The request: Below are the records; collect from them each line containing the string "this".

Listing:
--

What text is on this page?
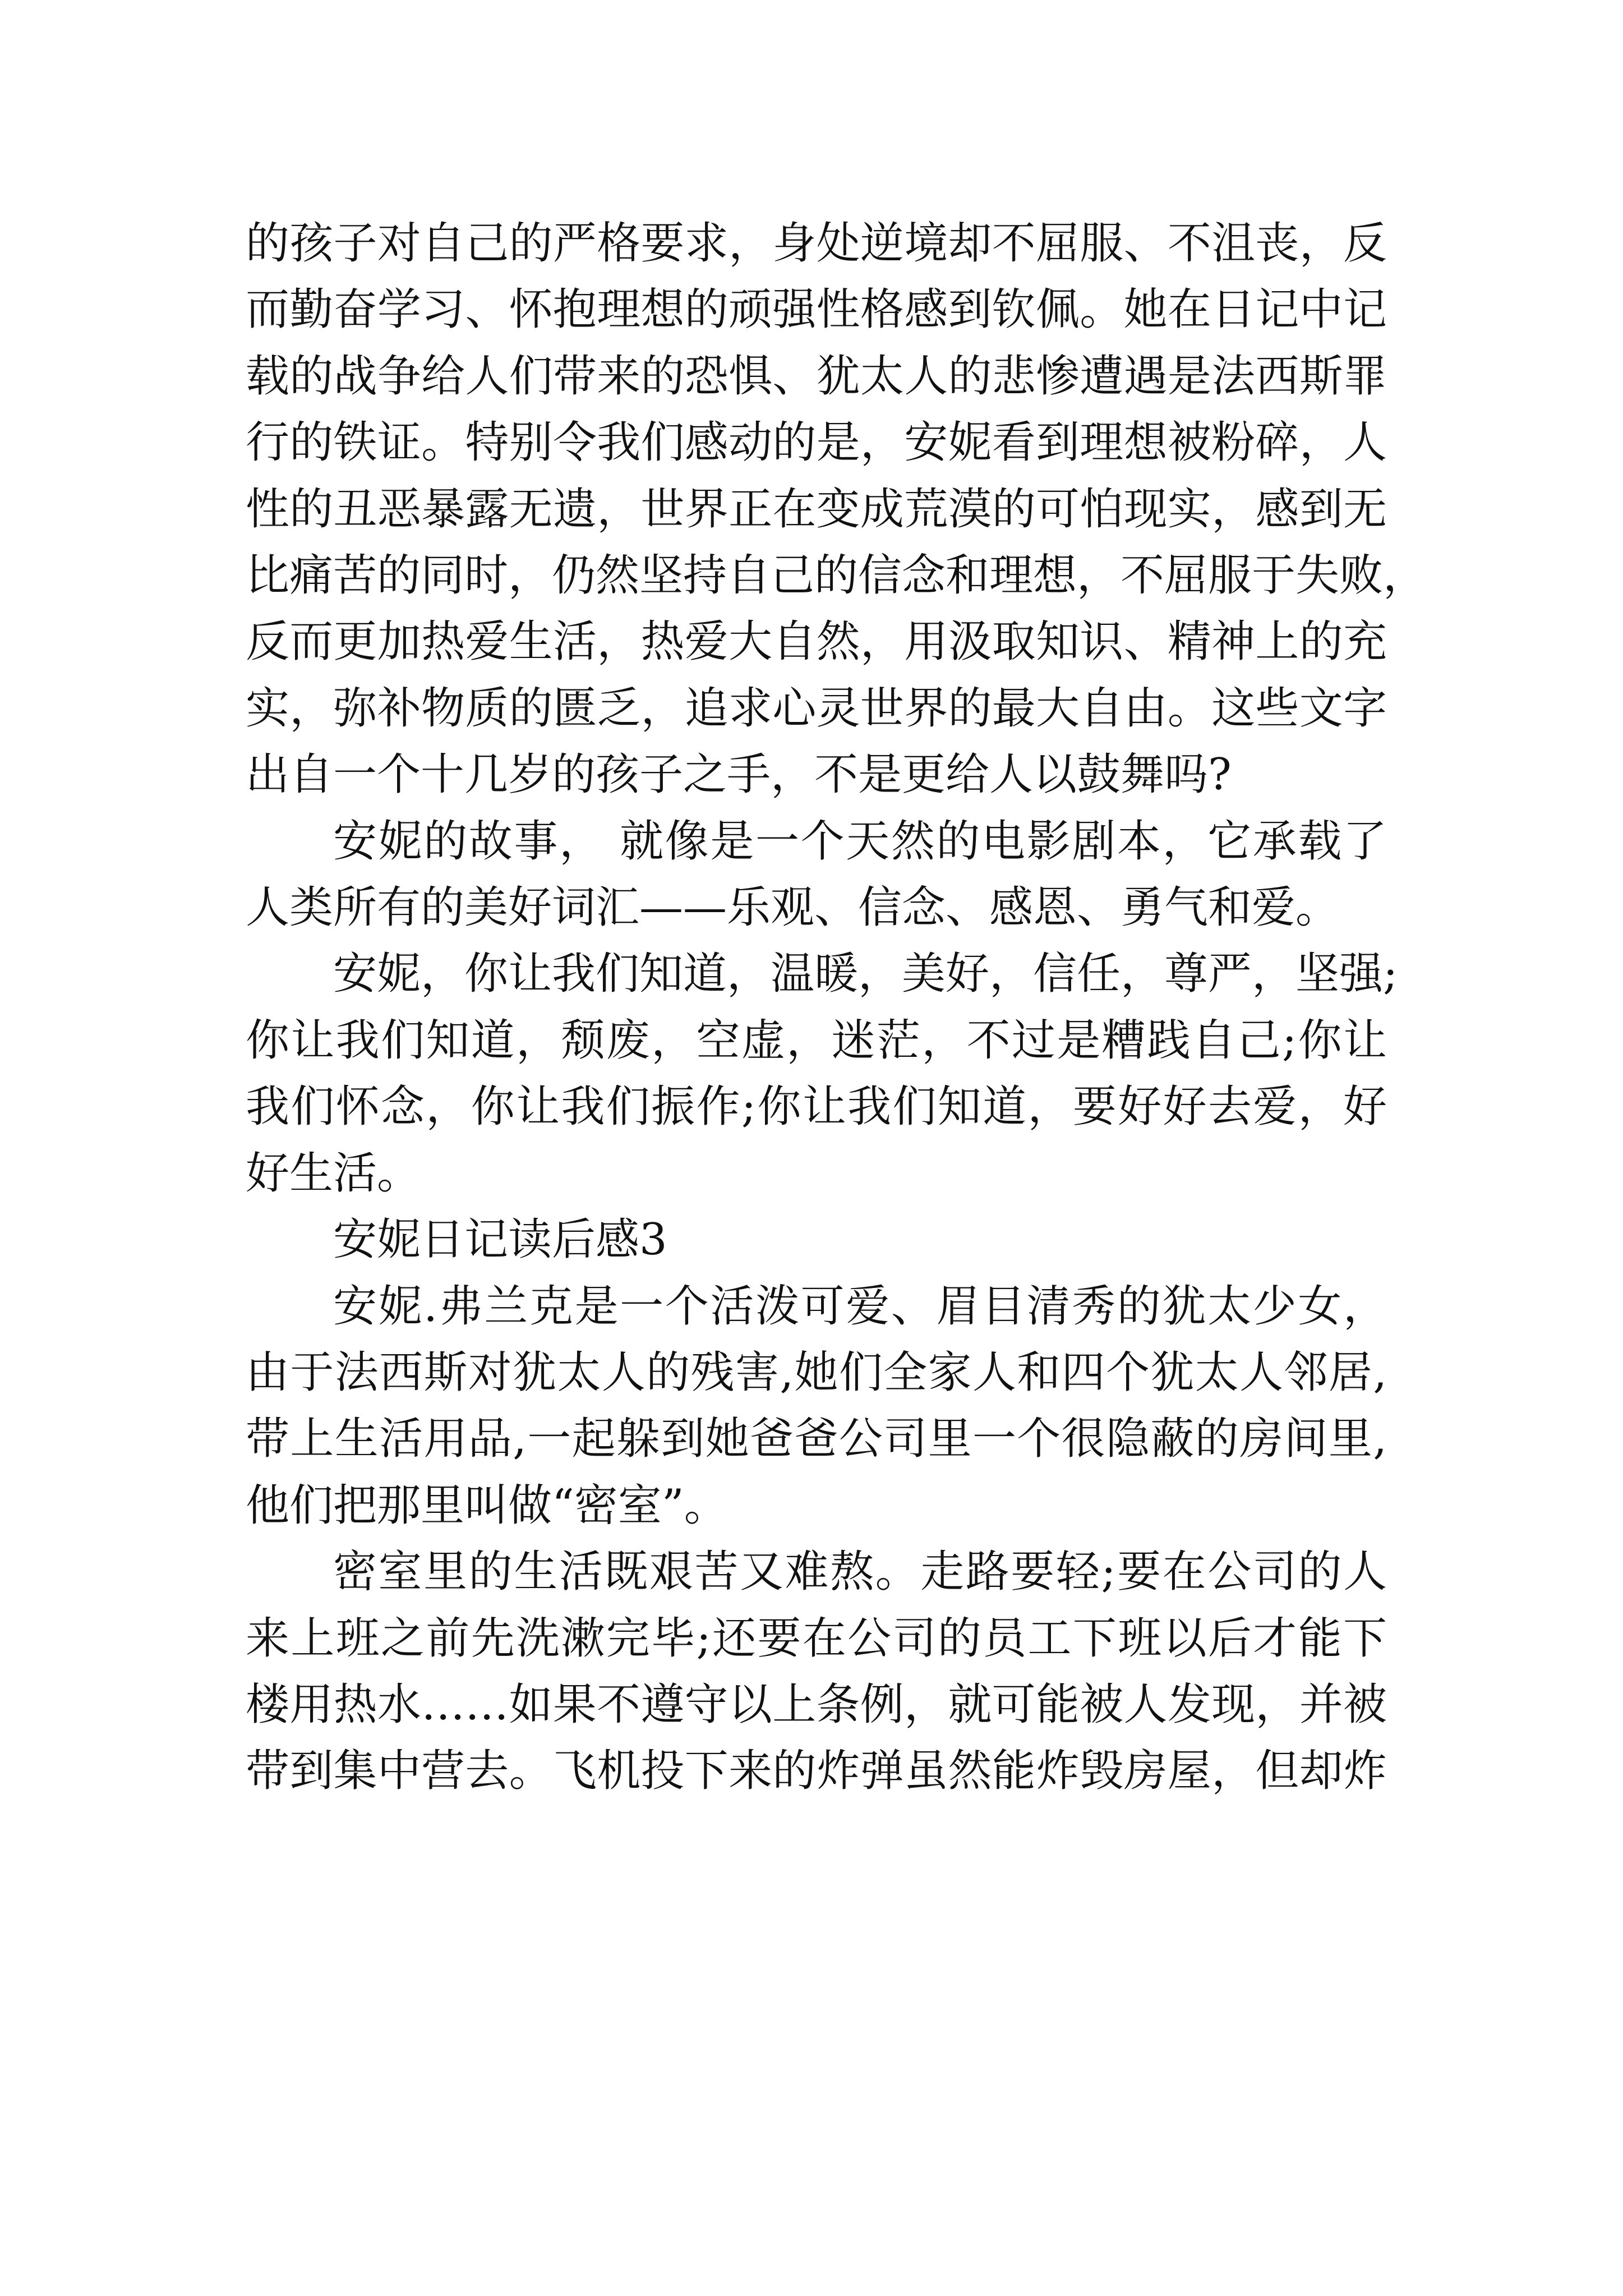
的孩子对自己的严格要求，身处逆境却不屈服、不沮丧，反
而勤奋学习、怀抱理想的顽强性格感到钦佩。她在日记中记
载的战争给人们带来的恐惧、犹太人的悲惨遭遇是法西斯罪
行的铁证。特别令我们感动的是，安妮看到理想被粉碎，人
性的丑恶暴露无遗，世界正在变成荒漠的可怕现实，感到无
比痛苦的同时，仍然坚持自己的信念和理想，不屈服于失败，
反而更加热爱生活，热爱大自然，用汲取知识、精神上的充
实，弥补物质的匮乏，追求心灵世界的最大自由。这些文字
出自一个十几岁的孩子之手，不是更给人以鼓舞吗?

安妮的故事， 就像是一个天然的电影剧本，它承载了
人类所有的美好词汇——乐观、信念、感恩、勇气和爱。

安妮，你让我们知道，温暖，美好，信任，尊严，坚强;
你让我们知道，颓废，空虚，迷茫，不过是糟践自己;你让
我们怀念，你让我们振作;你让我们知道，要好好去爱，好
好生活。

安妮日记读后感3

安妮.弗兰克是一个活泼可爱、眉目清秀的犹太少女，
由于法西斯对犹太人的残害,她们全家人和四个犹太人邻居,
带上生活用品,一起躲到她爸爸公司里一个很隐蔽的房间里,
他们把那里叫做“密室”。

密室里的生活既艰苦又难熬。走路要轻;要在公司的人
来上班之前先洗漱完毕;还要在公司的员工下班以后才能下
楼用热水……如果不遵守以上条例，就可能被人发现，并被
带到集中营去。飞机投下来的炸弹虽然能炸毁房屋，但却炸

--

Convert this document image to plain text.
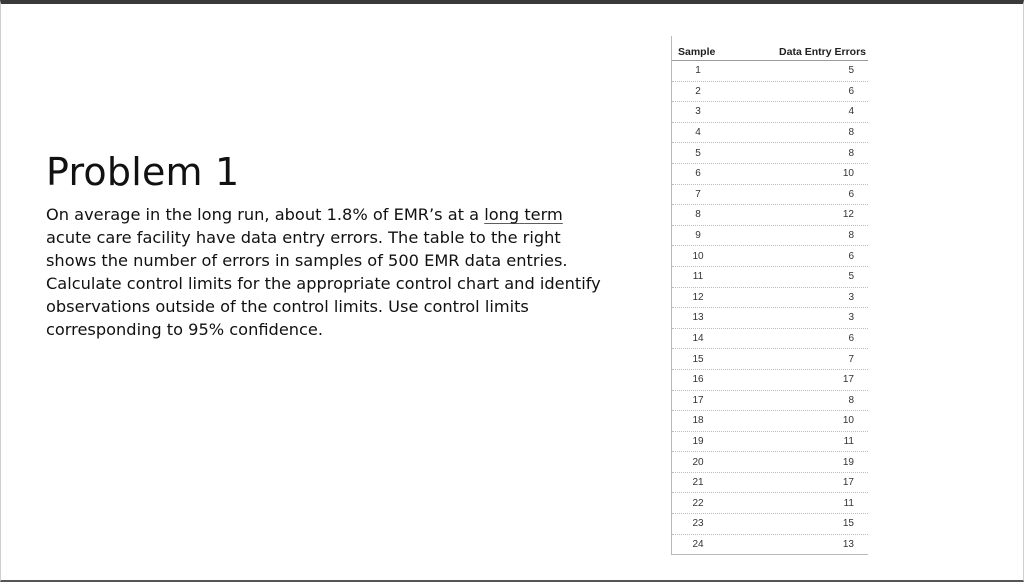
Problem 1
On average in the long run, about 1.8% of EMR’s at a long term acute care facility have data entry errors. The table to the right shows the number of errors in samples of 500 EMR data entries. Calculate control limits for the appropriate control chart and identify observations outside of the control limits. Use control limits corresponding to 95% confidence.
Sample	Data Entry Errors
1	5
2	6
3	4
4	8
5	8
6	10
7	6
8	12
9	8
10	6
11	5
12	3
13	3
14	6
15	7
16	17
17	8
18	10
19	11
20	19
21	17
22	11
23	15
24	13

--

Task solution:
What text is on this page?
Convert this document image to plain text.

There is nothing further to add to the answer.